■ **Exercise task**
Below are the records; locate each line with the word "Software" and copy it.

■ **Recorded information**
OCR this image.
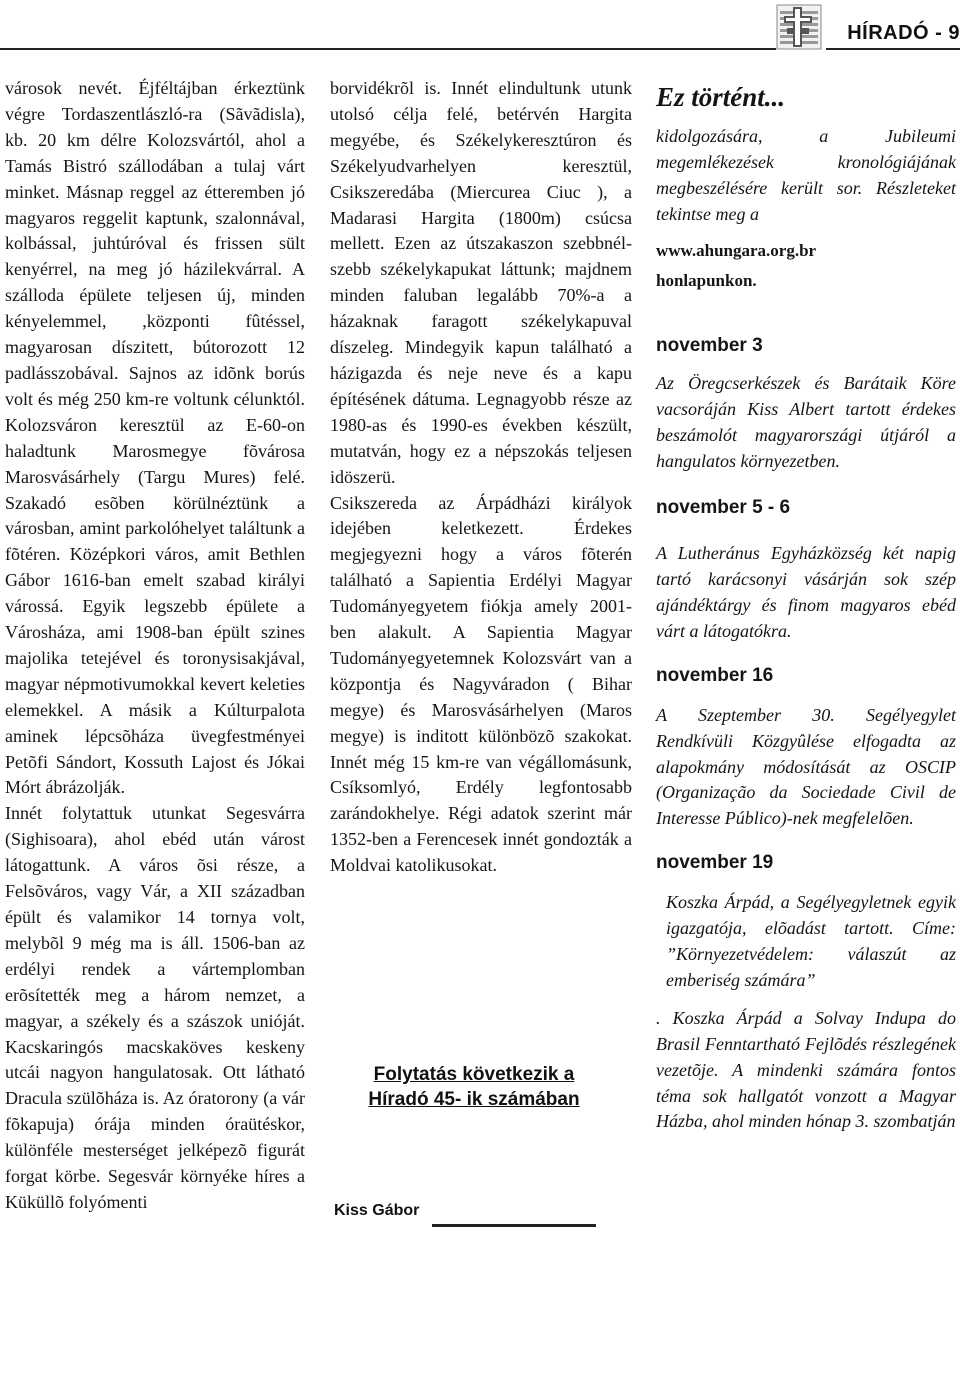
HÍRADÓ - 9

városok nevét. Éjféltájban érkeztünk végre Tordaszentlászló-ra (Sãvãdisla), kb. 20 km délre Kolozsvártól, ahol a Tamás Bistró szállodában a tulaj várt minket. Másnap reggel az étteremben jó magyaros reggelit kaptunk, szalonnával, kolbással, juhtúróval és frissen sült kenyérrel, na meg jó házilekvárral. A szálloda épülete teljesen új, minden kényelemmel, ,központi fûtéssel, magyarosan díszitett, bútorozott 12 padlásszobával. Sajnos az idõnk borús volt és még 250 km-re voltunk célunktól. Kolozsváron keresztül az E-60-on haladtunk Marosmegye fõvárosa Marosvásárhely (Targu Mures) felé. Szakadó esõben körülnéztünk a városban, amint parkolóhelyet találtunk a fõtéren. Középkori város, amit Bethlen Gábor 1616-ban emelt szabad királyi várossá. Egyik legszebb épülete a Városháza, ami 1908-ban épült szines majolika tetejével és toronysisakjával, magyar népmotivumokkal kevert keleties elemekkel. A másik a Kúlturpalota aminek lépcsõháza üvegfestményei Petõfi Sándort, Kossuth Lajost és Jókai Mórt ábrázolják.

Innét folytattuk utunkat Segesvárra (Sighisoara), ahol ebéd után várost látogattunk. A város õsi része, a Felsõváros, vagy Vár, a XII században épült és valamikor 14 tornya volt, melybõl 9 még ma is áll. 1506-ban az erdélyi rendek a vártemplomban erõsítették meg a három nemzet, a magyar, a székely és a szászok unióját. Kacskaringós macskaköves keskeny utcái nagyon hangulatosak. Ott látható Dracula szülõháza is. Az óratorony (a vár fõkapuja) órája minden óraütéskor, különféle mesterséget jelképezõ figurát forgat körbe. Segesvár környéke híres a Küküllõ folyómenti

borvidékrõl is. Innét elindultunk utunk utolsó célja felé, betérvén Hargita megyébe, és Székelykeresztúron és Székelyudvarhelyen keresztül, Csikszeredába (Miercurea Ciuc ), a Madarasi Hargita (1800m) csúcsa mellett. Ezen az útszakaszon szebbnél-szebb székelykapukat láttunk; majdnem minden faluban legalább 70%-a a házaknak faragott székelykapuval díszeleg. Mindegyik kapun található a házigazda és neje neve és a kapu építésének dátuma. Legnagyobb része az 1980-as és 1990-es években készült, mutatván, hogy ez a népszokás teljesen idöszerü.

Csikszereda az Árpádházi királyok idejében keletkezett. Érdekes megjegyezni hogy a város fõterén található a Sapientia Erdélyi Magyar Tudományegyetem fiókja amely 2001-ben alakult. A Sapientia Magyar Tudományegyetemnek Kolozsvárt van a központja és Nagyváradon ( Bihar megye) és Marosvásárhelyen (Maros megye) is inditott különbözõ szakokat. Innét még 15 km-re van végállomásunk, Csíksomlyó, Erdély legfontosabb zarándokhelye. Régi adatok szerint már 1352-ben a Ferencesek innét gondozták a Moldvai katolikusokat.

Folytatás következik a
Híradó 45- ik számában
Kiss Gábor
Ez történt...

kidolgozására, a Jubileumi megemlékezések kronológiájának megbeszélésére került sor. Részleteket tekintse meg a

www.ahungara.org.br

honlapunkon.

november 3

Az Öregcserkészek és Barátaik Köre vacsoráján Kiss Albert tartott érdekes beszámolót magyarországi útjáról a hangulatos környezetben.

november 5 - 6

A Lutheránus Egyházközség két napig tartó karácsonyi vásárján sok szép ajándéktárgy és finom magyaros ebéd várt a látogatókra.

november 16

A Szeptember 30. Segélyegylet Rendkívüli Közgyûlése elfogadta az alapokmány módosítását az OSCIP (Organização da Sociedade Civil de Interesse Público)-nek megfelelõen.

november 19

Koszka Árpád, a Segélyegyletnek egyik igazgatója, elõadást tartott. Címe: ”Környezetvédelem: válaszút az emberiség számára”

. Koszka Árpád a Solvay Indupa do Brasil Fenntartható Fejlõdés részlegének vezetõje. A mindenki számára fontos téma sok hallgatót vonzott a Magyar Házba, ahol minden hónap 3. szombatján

==

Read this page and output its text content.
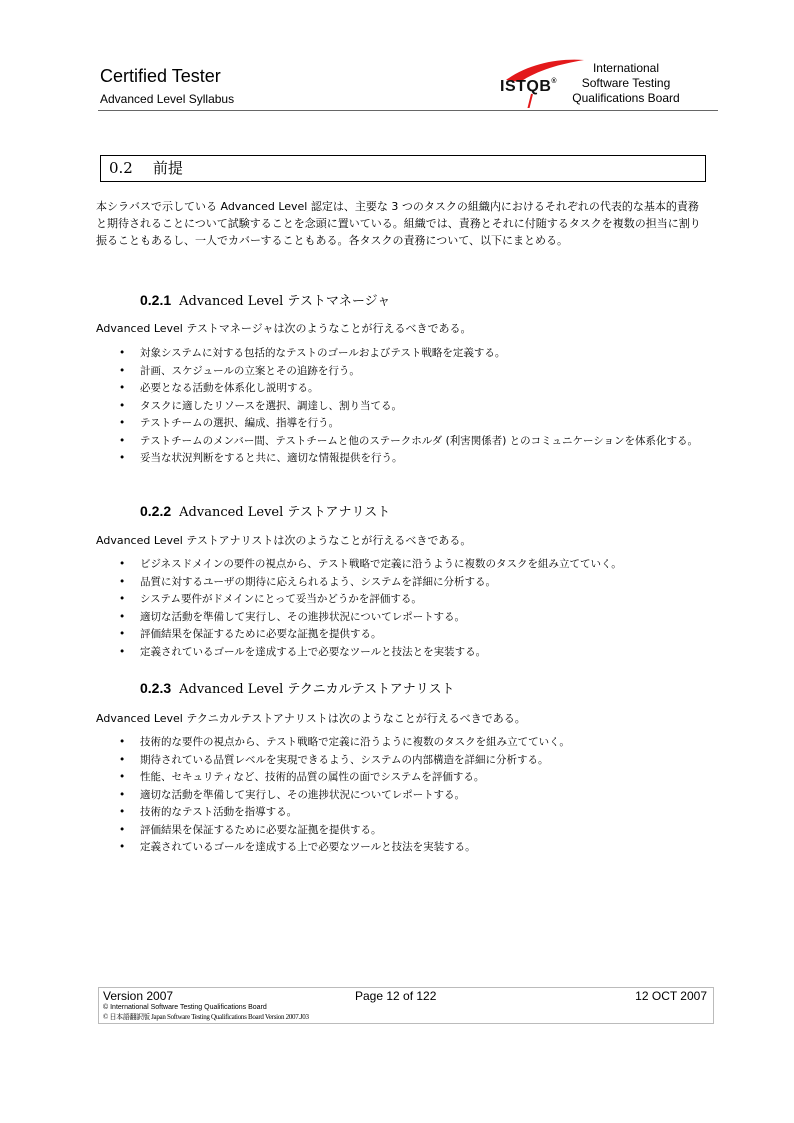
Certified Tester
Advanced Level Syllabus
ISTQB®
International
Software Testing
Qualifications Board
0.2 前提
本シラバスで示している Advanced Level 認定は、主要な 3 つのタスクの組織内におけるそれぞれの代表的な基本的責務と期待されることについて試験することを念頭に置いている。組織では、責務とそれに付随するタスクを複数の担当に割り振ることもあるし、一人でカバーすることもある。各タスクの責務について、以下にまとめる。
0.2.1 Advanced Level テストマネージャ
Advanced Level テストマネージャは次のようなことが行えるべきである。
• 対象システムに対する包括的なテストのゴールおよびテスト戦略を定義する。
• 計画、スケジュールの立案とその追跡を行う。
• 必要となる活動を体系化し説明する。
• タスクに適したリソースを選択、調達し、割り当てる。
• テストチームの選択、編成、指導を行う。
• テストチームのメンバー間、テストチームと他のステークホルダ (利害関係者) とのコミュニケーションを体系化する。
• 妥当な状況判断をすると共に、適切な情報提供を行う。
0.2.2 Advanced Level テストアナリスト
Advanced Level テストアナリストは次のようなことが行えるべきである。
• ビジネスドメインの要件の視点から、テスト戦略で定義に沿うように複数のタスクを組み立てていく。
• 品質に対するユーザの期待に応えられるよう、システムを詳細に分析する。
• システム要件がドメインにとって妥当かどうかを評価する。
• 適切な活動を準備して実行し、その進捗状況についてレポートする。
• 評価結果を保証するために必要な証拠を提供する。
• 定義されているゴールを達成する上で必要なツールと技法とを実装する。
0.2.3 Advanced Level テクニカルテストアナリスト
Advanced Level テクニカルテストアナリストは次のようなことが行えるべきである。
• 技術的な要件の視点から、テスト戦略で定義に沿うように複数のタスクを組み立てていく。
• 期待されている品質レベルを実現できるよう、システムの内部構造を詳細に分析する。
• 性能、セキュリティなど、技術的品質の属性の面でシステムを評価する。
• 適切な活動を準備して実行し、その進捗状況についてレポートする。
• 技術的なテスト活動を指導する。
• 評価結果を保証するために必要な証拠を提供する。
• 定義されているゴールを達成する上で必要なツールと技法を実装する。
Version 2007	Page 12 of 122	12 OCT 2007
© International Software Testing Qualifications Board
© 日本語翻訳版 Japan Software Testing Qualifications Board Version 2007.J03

■ **Response for this exercise**
Software Testing
© International Software Testing Qualifications Board
© 日本語翻訳版 Japan Software Testing Qualifications Board Version 2007.J03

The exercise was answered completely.